━━━ STORED DATA

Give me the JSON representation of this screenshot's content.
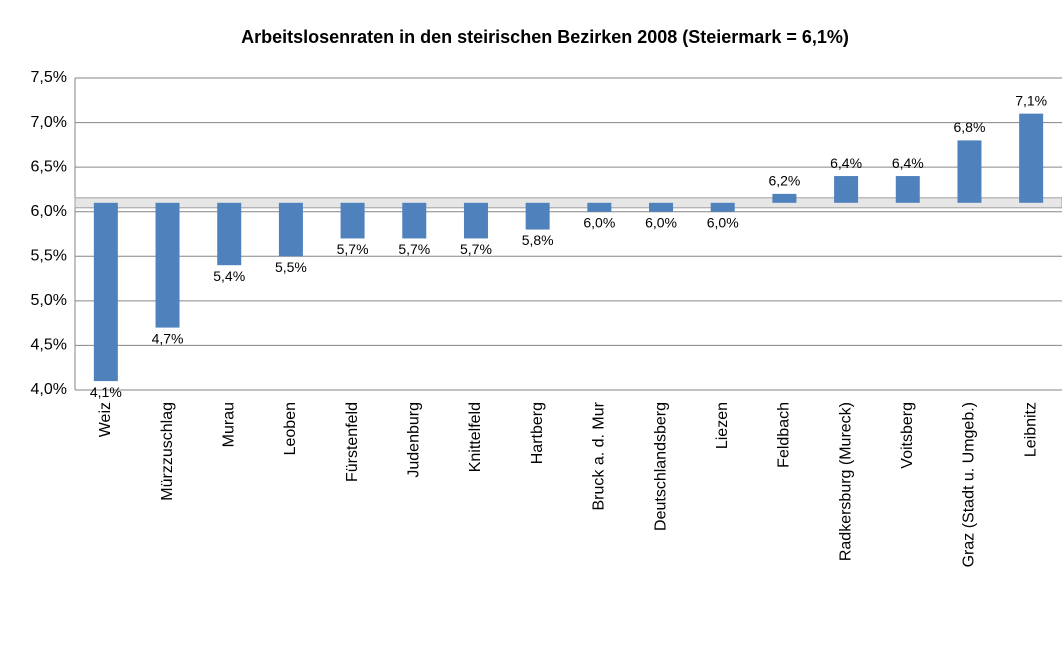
{
  "chart_data": {
    "type": "bar",
    "title": "Arbeitslosenraten in den steirischen Bezirken 2008 (Steiermark = 6,1%)",
    "categories": [
      "Weiz",
      "Mürzzuschlag",
      "Murau",
      "Leoben",
      "Fürstenfeld",
      "Judenburg",
      "Knittelfeld",
      "Hartberg",
      "Bruck a. d. Mur",
      "Deutschlandsberg",
      "Liezen",
      "Feldbach",
      "Radkersburg (Mureck)",
      "Voitsberg",
      "Graz (Stadt u. Umgeb.)",
      "Leibnitz"
    ],
    "values": [
      4.1,
      4.7,
      5.4,
      5.5,
      5.7,
      5.7,
      5.7,
      5.8,
      6.0,
      6.0,
      6.0,
      6.2,
      6.4,
      6.4,
      6.8,
      7.1
    ],
    "value_labels": [
      "4,1%",
      "4,7%",
      "5,4%",
      "5,5%",
      "5,7%",
      "5,7%",
      "5,7%",
      "5,8%",
      "6,0%",
      "6,0%",
      "6,0%",
      "6,2%",
      "6,4%",
      "6,4%",
      "6,8%",
      "7,1%"
    ],
    "baseline": 6.1,
    "color": "#4f81bd",
    "ylim": [
      4.0,
      7.5
    ],
    "yticks": [
      {
        "value": 4.0,
        "label": "4,0%"
      },
      {
        "value": 4.5,
        "label": "4,5%"
      },
      {
        "value": 5.0,
        "label": "5,0%"
      },
      {
        "value": 5.5,
        "label": "5,5%"
      },
      {
        "value": 6.0,
        "label": "6,0%"
      },
      {
        "value": 6.5,
        "label": "6,5%"
      },
      {
        "value": 7.0,
        "label": "7,0%"
      },
      {
        "value": 7.5,
        "label": "7,5%"
      }
    ],
    "grid": true
  }
}
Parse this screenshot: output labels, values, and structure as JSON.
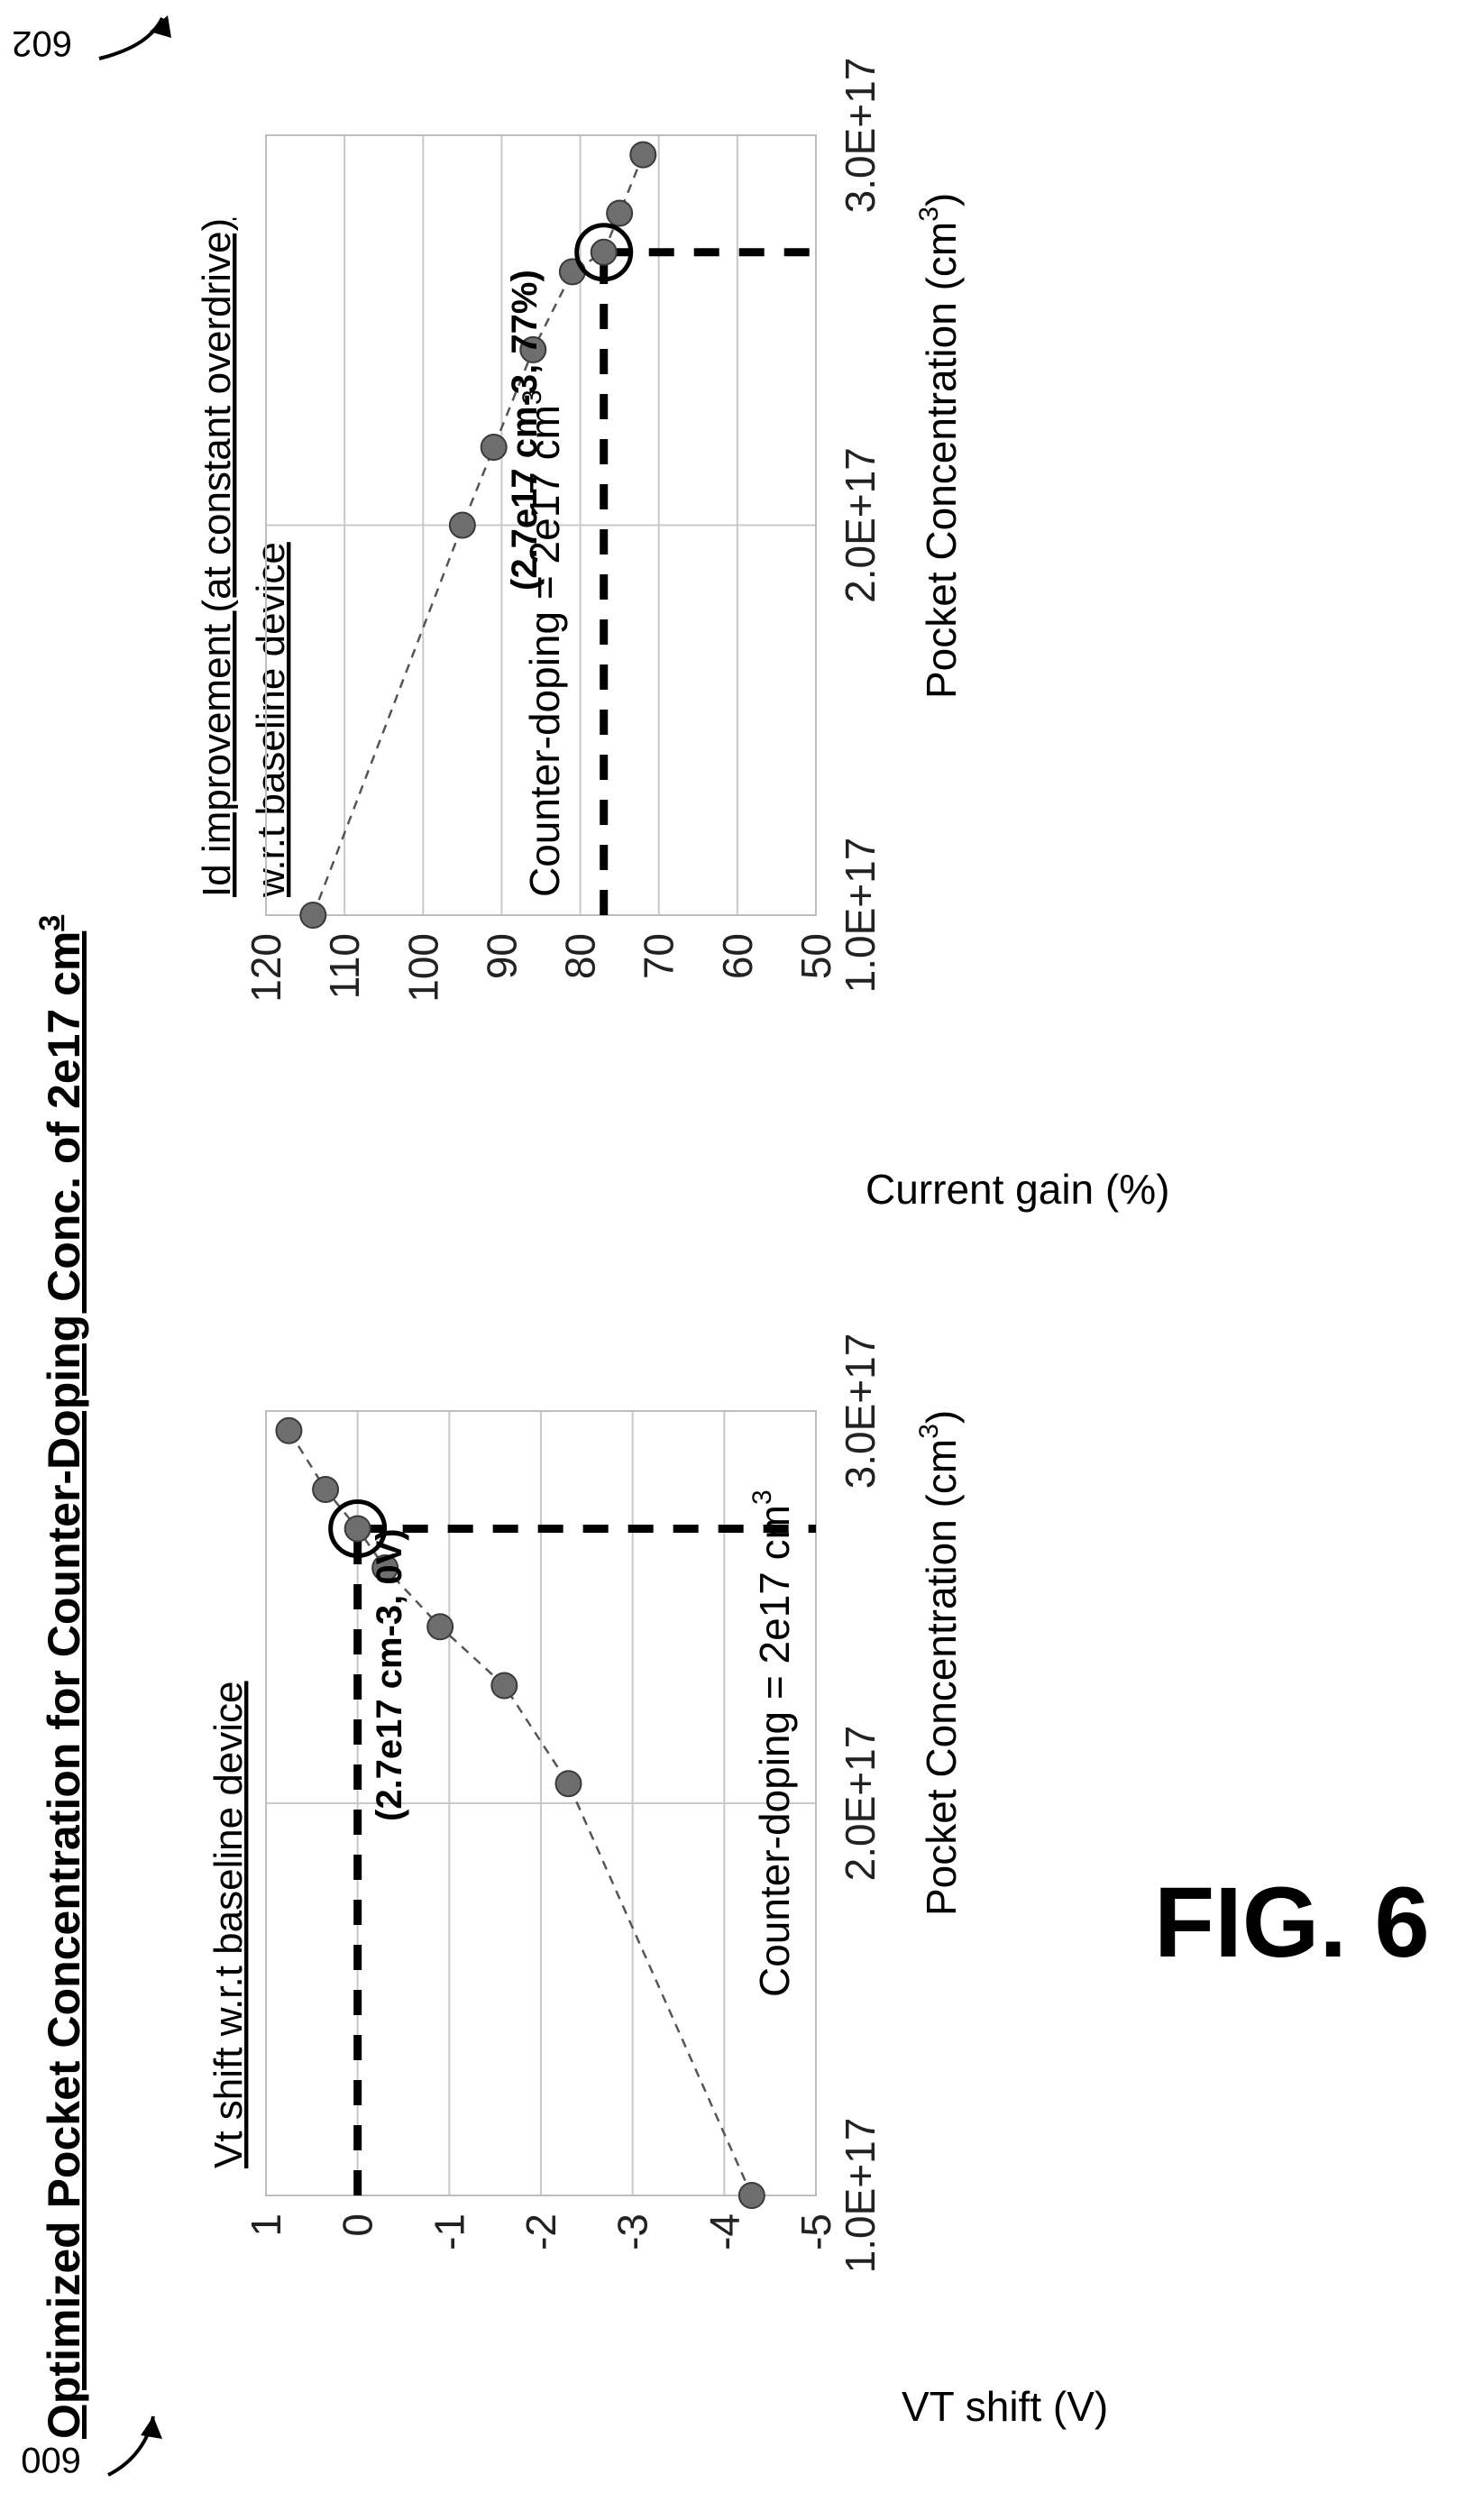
{
  "figure": {
    "title_main": "Optimized Pocket Concentration for Counter-Doping Conc. of 2e17 cm",
    "title_sup": "3",
    "fig_label": "FIG. 6",
    "ref_left": "600",
    "ref_right": "602"
  },
  "chart_data": [
    {
      "type": "scatter",
      "title": "Vt shift w.r.t baseline device",
      "ylabel": "VT shift (V)",
      "xlabel": "Pocket Concentration (cm",
      "xlabel_sup": "3",
      "xlabel_close": ")",
      "xlim": [
        1e+17,
        3e+17
      ],
      "ylim": [
        -5,
        1
      ],
      "x_ticks": [
        "1.0E+17",
        "2.0E+17",
        "3.0E+17"
      ],
      "y_ticks": [
        "1",
        "0",
        "-1",
        "-2",
        "-3",
        "-4",
        "-5"
      ],
      "grid": true,
      "annotation": "Counter-doping = 2e17 cm",
      "annotation_sup": "3",
      "callout": "(2.7e17 cm-3, 0V)",
      "highlight": {
        "x": 2.7e+17,
        "y": 0
      },
      "x": [
        1e+17,
        2.05e+17,
        2.3e+17,
        2.45e+17,
        2.6e+17,
        2.7e+17,
        2.8e+17,
        2.95e+17
      ],
      "y": [
        -4.3,
        -2.3,
        -1.6,
        -0.9,
        -0.3,
        0.0,
        0.35,
        0.75
      ]
    },
    {
      "type": "scatter",
      "title": "Id improvement (at constant overdrive)",
      "title_line2": "w.r.t baseline device",
      "ylabel": "Current gain (%)",
      "xlabel": "Pocket Concentration (cm",
      "xlabel_sup": "3",
      "xlabel_close": ")",
      "xlim": [
        1e+17,
        3e+17
      ],
      "ylim": [
        50,
        120
      ],
      "x_ticks": [
        "1.0E+17",
        "2.0E+17",
        "3.0E+17"
      ],
      "y_ticks": [
        "120",
        "110",
        "100",
        "90",
        "80",
        "70",
        "60",
        "50"
      ],
      "grid": true,
      "annotation": "Counter-doping = 2e17 cm",
      "annotation_sup": "3",
      "callout": "(2.7e17 cm-3, 77%)",
      "highlight": {
        "x": 2.7e+17,
        "y": 77
      },
      "x": [
        1e+17,
        2e+17,
        2.2e+17,
        2.45e+17,
        2.65e+17,
        2.7e+17,
        2.8e+17,
        2.95e+17
      ],
      "y": [
        114,
        95,
        91,
        86,
        81,
        77,
        75,
        72
      ]
    }
  ]
}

━━━━━━

[DO THIS]
Search the listing for the word "shift". Copy every line in which it occurs.

[ANSWER BELOW]
      "title": "Vt shift w.r.t baseline device",
      "ylabel": "VT shift (V)",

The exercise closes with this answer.